--- Challenge ---
Copy out all the data, word for word.
+ + +
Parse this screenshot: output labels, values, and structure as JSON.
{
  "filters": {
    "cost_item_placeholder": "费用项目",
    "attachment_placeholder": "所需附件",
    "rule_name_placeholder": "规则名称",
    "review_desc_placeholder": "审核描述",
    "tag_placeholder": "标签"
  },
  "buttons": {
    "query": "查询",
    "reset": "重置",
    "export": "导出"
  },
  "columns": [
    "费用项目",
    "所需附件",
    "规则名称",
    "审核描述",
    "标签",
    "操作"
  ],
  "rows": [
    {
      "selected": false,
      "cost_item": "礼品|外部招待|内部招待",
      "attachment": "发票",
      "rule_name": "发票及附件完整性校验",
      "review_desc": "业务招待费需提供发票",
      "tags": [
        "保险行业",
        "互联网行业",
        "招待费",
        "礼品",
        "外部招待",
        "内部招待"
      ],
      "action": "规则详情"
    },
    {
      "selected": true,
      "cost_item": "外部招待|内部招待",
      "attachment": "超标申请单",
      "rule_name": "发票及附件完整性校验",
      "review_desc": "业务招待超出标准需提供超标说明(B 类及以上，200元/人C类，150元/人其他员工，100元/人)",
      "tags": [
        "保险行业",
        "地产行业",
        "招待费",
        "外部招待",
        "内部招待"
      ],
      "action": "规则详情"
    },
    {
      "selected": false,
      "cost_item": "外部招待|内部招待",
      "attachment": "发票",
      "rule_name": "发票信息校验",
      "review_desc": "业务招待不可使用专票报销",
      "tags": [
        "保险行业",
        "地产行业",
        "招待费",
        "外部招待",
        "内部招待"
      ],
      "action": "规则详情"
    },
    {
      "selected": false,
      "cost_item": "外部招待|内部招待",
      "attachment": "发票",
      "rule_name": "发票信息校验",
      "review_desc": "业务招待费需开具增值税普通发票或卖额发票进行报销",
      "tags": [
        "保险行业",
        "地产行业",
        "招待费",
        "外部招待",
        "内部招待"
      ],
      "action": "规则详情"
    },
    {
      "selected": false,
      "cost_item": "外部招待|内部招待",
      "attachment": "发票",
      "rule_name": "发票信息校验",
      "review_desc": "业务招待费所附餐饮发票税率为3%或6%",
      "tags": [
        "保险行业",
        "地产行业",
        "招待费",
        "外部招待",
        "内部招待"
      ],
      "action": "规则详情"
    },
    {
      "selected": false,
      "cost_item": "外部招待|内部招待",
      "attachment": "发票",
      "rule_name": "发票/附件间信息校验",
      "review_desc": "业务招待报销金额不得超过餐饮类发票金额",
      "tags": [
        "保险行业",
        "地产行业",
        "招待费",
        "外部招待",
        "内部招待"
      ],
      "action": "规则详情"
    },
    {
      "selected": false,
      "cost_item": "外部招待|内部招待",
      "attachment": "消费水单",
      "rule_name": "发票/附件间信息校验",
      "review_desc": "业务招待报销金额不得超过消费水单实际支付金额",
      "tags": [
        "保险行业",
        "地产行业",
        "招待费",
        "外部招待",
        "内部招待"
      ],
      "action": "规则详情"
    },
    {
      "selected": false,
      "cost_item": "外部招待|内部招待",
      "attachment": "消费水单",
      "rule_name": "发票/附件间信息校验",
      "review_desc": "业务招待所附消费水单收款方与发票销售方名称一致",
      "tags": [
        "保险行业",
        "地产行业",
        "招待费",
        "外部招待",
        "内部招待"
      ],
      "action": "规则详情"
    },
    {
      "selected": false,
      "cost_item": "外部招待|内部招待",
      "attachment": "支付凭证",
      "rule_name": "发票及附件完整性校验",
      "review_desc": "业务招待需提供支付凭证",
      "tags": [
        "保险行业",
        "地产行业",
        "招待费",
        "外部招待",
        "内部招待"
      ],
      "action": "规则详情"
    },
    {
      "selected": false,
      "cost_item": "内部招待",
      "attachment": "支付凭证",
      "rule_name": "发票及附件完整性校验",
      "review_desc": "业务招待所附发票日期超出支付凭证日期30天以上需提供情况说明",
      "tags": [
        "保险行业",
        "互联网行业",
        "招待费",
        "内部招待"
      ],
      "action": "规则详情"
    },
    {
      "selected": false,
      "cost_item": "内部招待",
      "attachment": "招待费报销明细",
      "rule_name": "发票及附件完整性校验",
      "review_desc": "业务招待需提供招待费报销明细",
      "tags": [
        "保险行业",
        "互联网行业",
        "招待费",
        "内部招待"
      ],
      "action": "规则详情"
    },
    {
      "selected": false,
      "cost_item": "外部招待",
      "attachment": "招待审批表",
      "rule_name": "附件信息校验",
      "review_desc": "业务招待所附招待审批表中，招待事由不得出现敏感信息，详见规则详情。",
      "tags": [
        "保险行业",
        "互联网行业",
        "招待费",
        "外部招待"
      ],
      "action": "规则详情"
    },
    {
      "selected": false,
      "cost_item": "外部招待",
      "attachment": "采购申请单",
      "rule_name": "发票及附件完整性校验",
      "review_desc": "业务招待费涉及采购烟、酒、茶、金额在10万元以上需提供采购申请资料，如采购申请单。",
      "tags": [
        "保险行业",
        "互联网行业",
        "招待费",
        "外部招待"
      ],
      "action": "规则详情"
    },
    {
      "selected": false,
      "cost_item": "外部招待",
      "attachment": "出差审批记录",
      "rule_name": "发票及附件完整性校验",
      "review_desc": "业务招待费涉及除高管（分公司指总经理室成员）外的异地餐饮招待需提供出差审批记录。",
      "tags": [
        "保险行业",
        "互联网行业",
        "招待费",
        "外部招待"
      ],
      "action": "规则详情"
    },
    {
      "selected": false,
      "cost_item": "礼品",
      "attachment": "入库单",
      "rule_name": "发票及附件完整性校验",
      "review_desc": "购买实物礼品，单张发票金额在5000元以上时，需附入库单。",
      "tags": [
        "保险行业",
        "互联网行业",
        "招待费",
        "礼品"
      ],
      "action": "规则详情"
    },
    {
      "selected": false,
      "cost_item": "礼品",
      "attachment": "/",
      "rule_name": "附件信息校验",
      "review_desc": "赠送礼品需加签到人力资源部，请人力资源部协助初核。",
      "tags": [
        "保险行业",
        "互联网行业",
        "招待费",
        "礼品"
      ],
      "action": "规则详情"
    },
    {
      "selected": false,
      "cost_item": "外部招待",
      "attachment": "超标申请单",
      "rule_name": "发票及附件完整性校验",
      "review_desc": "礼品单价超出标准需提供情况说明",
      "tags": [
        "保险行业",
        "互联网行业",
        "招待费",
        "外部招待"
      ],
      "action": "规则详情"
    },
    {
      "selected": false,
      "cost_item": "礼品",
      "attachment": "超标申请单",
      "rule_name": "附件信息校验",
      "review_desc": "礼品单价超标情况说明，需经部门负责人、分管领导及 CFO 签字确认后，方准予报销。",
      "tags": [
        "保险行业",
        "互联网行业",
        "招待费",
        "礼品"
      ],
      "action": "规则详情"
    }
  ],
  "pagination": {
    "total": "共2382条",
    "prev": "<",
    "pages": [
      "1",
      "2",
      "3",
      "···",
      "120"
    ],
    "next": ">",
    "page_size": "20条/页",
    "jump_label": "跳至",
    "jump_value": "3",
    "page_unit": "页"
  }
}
+ + +
--- Response to this task ---
Parse this screenshot: output labels, values, and structure as JSON.
{
  "filters": {
    "cost_item_placeholder": "费用项目",
    "attachment_placeholder": "所需附件",
    "rule_name_placeholder": "规则名称",
    "review_desc_placeholder": "审核描述",
    "tag_placeholder": "标签"
  },
  "buttons": {
    "query": "查询",
    "reset": "重置",
    "export": "导出"
  },
  "columns": [
    "费用项目",
    "所需附件",
    "规则名称",
    "审核描述",
    "标签",
    "操作"
  ],
  "rows": [
    {
      "selected": false,
      "cost_item": "礼品|外部招待|内部招待",
      "attachment": "发票",
      "rule_name": "发票及附件完整性校验",
      "review_desc": "业务招待费需提供发票",
      "tags": [
        "保险行业",
        "互联网行业",
        "招待费",
        "礼品",
        "外部招待",
        "内部招待"
      ],
      "action": "规则详情"
    },
    {
      "selected": true,
      "cost_item": "外部招待|内部招待",
      "attachment": "超标申请单",
      "rule_name": "发票及附件完整性校验",
      "review_desc": "业务招待超出标准需提供超标说明(B 类及以上，200元/人C类，150元/人其他员工，100元/人)",
      "tags": [
        "保险行业",
        "地产行业",
        "招待费",
        "外部招待",
        "内部招待"
      ],
      "action": "规则详情"
    },
    {
      "selected": false,
      "cost_item": "外部招待|内部招待",
      "attachment": "发票",
      "rule_name": "发票信息校验",
      "review_desc": "业务招待不可使用专票报销",
      "tags": [
        "保险行业",
        "地产行业",
        "招待费",
        "外部招待",
        "内部招待"
      ],
      "action": "规则详情"
    },
    {
      "selected": false,
      "cost_item": "外部招待|内部招待",
      "attachment": "发票",
      "rule_name": "发票信息校验",
      "review_desc": "业务招待费需开具增值税普通发票或卖额发票进行报销",
      "tags": [
        "保险行业",
        "地产行业",
        "招待费",
        "外部招待",
        "内部招待"
      ],
      "action": "规则详情"
    },
    {
      "selected": false,
      "cost_item": "外部招待|内部招待",
      "attachment": "发票",
      "rule_name": "发票信息校验",
      "review_desc": "业务招待费所附餐饮发票税率为3%或6%",
      "tags": [
        "保险行业",
        "地产行业",
        "招待费",
        "外部招待",
        "内部招待"
      ],
      "action": "规则详情"
    },
    {
      "selected": false,
      "cost_item": "外部招待|内部招待",
      "attachment": "发票",
      "rule_name": "发票/附件间信息校验",
      "review_desc": "业务招待报销金额不得超过餐饮类发票金额",
      "tags": [
        "保险行业",
        "地产行业",
        "招待费",
        "外部招待",
        "内部招待"
      ],
      "action": "规则详情"
    },
    {
      "selected": false,
      "cost_item": "外部招待|内部招待",
      "attachment": "消费水单",
      "rule_name": "发票/附件间信息校验",
      "review_desc": "业务招待报销金额不得超过消费水单实际支付金额",
      "tags": [
        "保险行业",
        "地产行业",
        "招待费",
        "外部招待",
        "内部招待"
      ],
      "action": "规则详情"
    },
    {
      "selected": false,
      "cost_item": "外部招待|内部招待",
      "attachment": "消费水单",
      "rule_name": "发票/附件间信息校验",
      "review_desc": "业务招待所附消费水单收款方与发票销售方名称一致",
      "tags": [
        "保险行业",
        "地产行业",
        "招待费",
        "外部招待",
        "内部招待"
      ],
      "action": "规则详情"
    },
    {
      "selected": false,
      "cost_item": "外部招待|内部招待",
      "attachment": "支付凭证",
      "rule_name": "发票及附件完整性校验",
      "review_desc": "业务招待需提供支付凭证",
      "tags": [
        "保险行业",
        "地产行业",
        "招待费",
        "外部招待",
        "内部招待"
      ],
      "action": "规则详情"
    },
    {
      "selected": false,
      "cost_item": "内部招待",
      "attachment": "支付凭证",
      "rule_name": "发票及附件完整性校验",
      "review_desc": "业务招待所附发票日期超出支付凭证日期30天以上需提供情况说明",
      "tags": [
        "保险行业",
        "互联网行业",
        "招待费",
        "内部招待"
      ],
      "action": "规则详情"
    },
    {
      "selected": false,
      "cost_item": "内部招待",
      "attachment": "招待费报销明细",
      "rule_name": "发票及附件完整性校验",
      "review_desc": "业务招待需提供招待费报销明细",
      "tags": [
        "保险行业",
        "互联网行业",
        "招待费",
        "内部招待"
      ],
      "action": "规则详情"
    },
    {
      "selected": false,
      "cost_item": "外部招待",
      "attachment": "招待审批表",
      "rule_name": "附件信息校验",
      "review_desc": "业务招待所附招待审批表中，招待事由不得出现敏感信息，详见规则详情。",
      "tags": [
        "保险行业",
        "互联网行业",
        "招待费",
        "外部招待"
      ],
      "action": "规则详情"
    },
    {
      "selected": false,
      "cost_item": "外部招待",
      "attachment": "采购申请单",
      "rule_name": "发票及附件完整性校验",
      "review_desc": "业务招待费涉及采购烟、酒、茶、金额在10万元以上需提供采购申请资料，如采购申请单。",
      "tags": [
        "保险行业",
        "互联网行业",
        "招待费",
        "外部招待"
      ],
      "action": "规则详情"
    },
    {
      "selected": false,
      "cost_item": "外部招待",
      "attachment": "出差审批记录",
      "rule_name": "发票及附件完整性校验",
      "review_desc": "业务招待费涉及除高管（分公司指总经理室成员）外的异地餐饮招待需提供出差审批记录。",
      "tags": [
        "保险行业",
        "互联网行业",
        "招待费",
        "外部招待"
      ],
      "action": "规则详情"
    },
    {
      "selected": false,
      "cost_item": "礼品",
      "attachment": "入库单",
      "rule_name": "发票及附件完整性校验",
      "review_desc": "购买实物礼品，单张发票金额在5000元以上时，需附入库单。",
      "tags": [
        "保险行业",
        "互联网行业",
        "招待费",
        "礼品"
      ],
      "action": "规则详情"
    },
    {
      "selected": false,
      "cost_item": "礼品",
      "attachment": "/",
      "rule_name": "附件信息校验",
      "review_desc": "赠送礼品需加签到人力资源部，请人力资源部协助初核。",
      "tags": [
        "保险行业",
        "互联网行业",
        "招待费",
        "礼品"
      ],
      "action": "规则详情"
    },
    {
      "selected": false,
      "cost_item": "外部招待",
      "attachment": "超标申请单",
      "rule_name": "发票及附件完整性校验",
      "review_desc": "礼品单价超出标准需提供情况说明",
      "tags": [
        "保险行业",
        "互联网行业",
        "招待费",
        "外部招待"
      ],
      "action": "规则详情"
    },
    {
      "selected": false,
      "cost_item": "礼品",
      "attachment": "超标申请单",
      "rule_name": "附件信息校验",
      "review_desc": "礼品单价超标情况说明，需经部门负责人、分管领导及 CFO 签字确认后，方准予报销。",
      "tags": [
        "保险行业",
        "互联网行业",
        "招待费",
        "礼品"
      ],
      "action": "规则详情"
    }
  ],
  "pagination": {
    "total": "共2382条",
    "prev": "<",
    "pages": [
      "1",
      "2",
      "3",
      "···",
      "120"
    ],
    "next": ">",
    "page_size": "20条/页",
    "jump_label": "跳至",
    "jump_value": "3",
    "page_unit": "页"
  }
}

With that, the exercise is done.